=== STORED RECORDS ===
──────────────────────────────

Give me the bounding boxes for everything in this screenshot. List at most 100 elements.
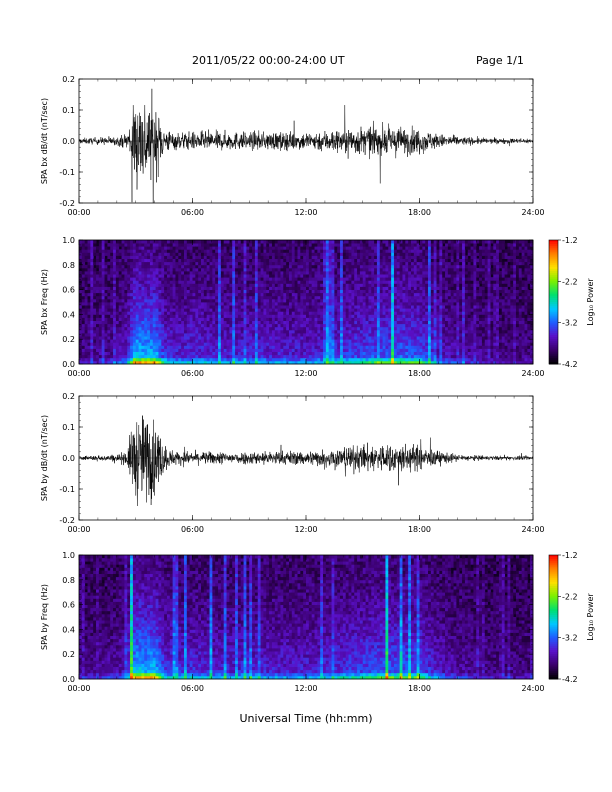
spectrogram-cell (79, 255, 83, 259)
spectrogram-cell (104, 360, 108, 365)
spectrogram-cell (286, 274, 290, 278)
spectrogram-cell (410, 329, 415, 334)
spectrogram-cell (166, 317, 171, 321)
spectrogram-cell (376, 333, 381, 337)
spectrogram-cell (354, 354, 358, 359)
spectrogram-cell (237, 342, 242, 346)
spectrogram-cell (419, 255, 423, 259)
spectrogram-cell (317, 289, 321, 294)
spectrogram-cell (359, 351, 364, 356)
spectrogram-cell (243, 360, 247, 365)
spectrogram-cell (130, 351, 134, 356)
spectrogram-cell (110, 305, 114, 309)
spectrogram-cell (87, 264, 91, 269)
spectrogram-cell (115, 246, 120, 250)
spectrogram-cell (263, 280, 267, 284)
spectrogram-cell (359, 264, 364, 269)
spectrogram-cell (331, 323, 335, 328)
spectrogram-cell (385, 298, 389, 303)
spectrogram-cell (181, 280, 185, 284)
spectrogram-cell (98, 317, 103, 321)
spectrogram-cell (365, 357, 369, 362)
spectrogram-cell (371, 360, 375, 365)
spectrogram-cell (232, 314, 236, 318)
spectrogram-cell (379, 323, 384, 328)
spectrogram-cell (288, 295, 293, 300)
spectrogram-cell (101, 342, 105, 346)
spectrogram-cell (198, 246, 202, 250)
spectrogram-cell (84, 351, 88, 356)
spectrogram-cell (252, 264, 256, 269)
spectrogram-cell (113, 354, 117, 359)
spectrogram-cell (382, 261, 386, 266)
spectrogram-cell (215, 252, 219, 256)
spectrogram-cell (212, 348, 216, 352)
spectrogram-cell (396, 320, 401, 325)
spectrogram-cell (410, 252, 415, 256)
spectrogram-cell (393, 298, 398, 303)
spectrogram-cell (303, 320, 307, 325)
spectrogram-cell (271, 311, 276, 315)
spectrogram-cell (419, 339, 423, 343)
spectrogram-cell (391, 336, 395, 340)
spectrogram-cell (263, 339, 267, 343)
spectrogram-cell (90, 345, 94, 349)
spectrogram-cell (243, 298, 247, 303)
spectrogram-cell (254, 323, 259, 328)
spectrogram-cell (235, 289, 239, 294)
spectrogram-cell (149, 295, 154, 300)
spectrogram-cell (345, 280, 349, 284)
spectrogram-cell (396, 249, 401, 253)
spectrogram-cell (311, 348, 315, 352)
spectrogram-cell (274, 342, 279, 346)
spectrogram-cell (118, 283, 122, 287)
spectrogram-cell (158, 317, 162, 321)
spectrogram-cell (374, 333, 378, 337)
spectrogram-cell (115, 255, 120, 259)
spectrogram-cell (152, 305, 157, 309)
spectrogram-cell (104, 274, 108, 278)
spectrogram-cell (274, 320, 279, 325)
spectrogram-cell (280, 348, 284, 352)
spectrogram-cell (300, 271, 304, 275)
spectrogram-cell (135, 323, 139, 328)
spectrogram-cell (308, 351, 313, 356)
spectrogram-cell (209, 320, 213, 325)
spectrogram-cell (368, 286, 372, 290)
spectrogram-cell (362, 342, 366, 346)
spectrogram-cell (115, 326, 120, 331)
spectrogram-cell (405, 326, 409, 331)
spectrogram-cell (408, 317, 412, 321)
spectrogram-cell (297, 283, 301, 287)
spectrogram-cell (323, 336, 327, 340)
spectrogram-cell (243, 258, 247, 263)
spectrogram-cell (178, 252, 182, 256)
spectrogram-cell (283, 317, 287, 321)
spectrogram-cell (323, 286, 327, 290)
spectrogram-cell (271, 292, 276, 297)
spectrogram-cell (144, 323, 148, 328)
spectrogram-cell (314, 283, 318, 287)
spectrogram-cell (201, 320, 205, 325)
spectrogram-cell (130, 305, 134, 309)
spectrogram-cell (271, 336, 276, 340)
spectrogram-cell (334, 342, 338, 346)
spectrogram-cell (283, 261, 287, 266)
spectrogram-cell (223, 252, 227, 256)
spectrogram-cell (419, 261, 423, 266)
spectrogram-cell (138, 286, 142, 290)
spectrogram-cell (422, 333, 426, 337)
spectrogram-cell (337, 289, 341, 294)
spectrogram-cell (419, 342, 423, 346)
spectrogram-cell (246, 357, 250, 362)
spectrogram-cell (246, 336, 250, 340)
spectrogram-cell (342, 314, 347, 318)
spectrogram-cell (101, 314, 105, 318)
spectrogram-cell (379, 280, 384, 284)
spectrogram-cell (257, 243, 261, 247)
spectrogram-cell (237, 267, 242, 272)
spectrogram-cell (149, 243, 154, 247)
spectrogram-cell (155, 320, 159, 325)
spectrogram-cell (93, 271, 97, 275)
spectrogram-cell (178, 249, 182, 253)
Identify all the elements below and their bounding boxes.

──────────────────────────────

=== EXERCISE REQUIREMENTS ===
Could you copy all of the material above line for line, without changing anything, and leave out the pictures?

=== TASK ANSWER ===
Give me the bounding boxes for everything in this screenshot. List at most 100 elements.
spectrogram-cell (79, 255, 83, 259)
spectrogram-cell (104, 360, 108, 365)
spectrogram-cell (286, 274, 290, 278)
spectrogram-cell (410, 329, 415, 334)
spectrogram-cell (166, 317, 171, 321)
spectrogram-cell (376, 333, 381, 337)
spectrogram-cell (354, 354, 358, 359)
spectrogram-cell (237, 342, 242, 346)
spectrogram-cell (419, 255, 423, 259)
spectrogram-cell (317, 289, 321, 294)
spectrogram-cell (359, 351, 364, 356)
spectrogram-cell (243, 360, 247, 365)
spectrogram-cell (130, 351, 134, 356)
spectrogram-cell (110, 305, 114, 309)
spectrogram-cell (87, 264, 91, 269)
spectrogram-cell (115, 246, 120, 250)
spectrogram-cell (263, 280, 267, 284)
spectrogram-cell (359, 264, 364, 269)
spectrogram-cell (331, 323, 335, 328)
spectrogram-cell (385, 298, 389, 303)
spectrogram-cell (181, 280, 185, 284)
spectrogram-cell (98, 317, 103, 321)
spectrogram-cell (365, 357, 369, 362)
spectrogram-cell (371, 360, 375, 365)
spectrogram-cell (232, 314, 236, 318)
spectrogram-cell (379, 323, 384, 328)
spectrogram-cell (288, 295, 293, 300)
spectrogram-cell (101, 342, 105, 346)
spectrogram-cell (198, 246, 202, 250)
spectrogram-cell (84, 351, 88, 356)
spectrogram-cell (252, 264, 256, 269)
spectrogram-cell (113, 354, 117, 359)
spectrogram-cell (382, 261, 386, 266)
spectrogram-cell (215, 252, 219, 256)
spectrogram-cell (212, 348, 216, 352)
spectrogram-cell (396, 320, 401, 325)
spectrogram-cell (410, 252, 415, 256)
spectrogram-cell (393, 298, 398, 303)
spectrogram-cell (303, 320, 307, 325)
spectrogram-cell (271, 311, 276, 315)
spectrogram-cell (419, 339, 423, 343)
spectrogram-cell (391, 336, 395, 340)
spectrogram-cell (263, 339, 267, 343)
spectrogram-cell (90, 345, 94, 349)
spectrogram-cell (243, 298, 247, 303)
spectrogram-cell (254, 323, 259, 328)
spectrogram-cell (235, 289, 239, 294)
spectrogram-cell (149, 295, 154, 300)
spectrogram-cell (345, 280, 349, 284)
spectrogram-cell (396, 249, 401, 253)
spectrogram-cell (311, 348, 315, 352)
spectrogram-cell (274, 342, 279, 346)
spectrogram-cell (118, 283, 122, 287)
spectrogram-cell (158, 317, 162, 321)
spectrogram-cell (374, 333, 378, 337)
spectrogram-cell (115, 255, 120, 259)
spectrogram-cell (152, 305, 157, 309)
spectrogram-cell (104, 274, 108, 278)
spectrogram-cell (274, 320, 279, 325)
spectrogram-cell (280, 348, 284, 352)
spectrogram-cell (300, 271, 304, 275)
spectrogram-cell (135, 323, 139, 328)
spectrogram-cell (308, 351, 313, 356)
spectrogram-cell (209, 320, 213, 325)
spectrogram-cell (368, 286, 372, 290)
spectrogram-cell (362, 342, 366, 346)
spectrogram-cell (115, 326, 120, 331)
spectrogram-cell (405, 326, 409, 331)
spectrogram-cell (408, 317, 412, 321)
spectrogram-cell (297, 283, 301, 287)
spectrogram-cell (323, 336, 327, 340)
spectrogram-cell (243, 258, 247, 263)
spectrogram-cell (178, 252, 182, 256)
spectrogram-cell (283, 317, 287, 321)
spectrogram-cell (323, 286, 327, 290)
spectrogram-cell (271, 292, 276, 297)
spectrogram-cell (144, 323, 148, 328)
spectrogram-cell (314, 283, 318, 287)
spectrogram-cell (201, 320, 205, 325)
spectrogram-cell (130, 305, 134, 309)
spectrogram-cell (271, 336, 276, 340)
spectrogram-cell (334, 342, 338, 346)
spectrogram-cell (283, 261, 287, 266)
spectrogram-cell (223, 252, 227, 256)
spectrogram-cell (419, 261, 423, 266)
spectrogram-cell (138, 286, 142, 290)
spectrogram-cell (422, 333, 426, 337)
spectrogram-cell (337, 289, 341, 294)
spectrogram-cell (419, 342, 423, 346)
spectrogram-cell (246, 357, 250, 362)
spectrogram-cell (246, 336, 250, 340)
spectrogram-cell (342, 314, 347, 318)
spectrogram-cell (101, 314, 105, 318)
spectrogram-cell (379, 280, 384, 284)
spectrogram-cell (257, 243, 261, 247)
spectrogram-cell (237, 267, 242, 272)
spectrogram-cell (149, 243, 154, 247)
spectrogram-cell (155, 320, 159, 325)
spectrogram-cell (93, 271, 97, 275)
spectrogram-cell (178, 249, 182, 253)
Identify all the elements below and their bounding boxes.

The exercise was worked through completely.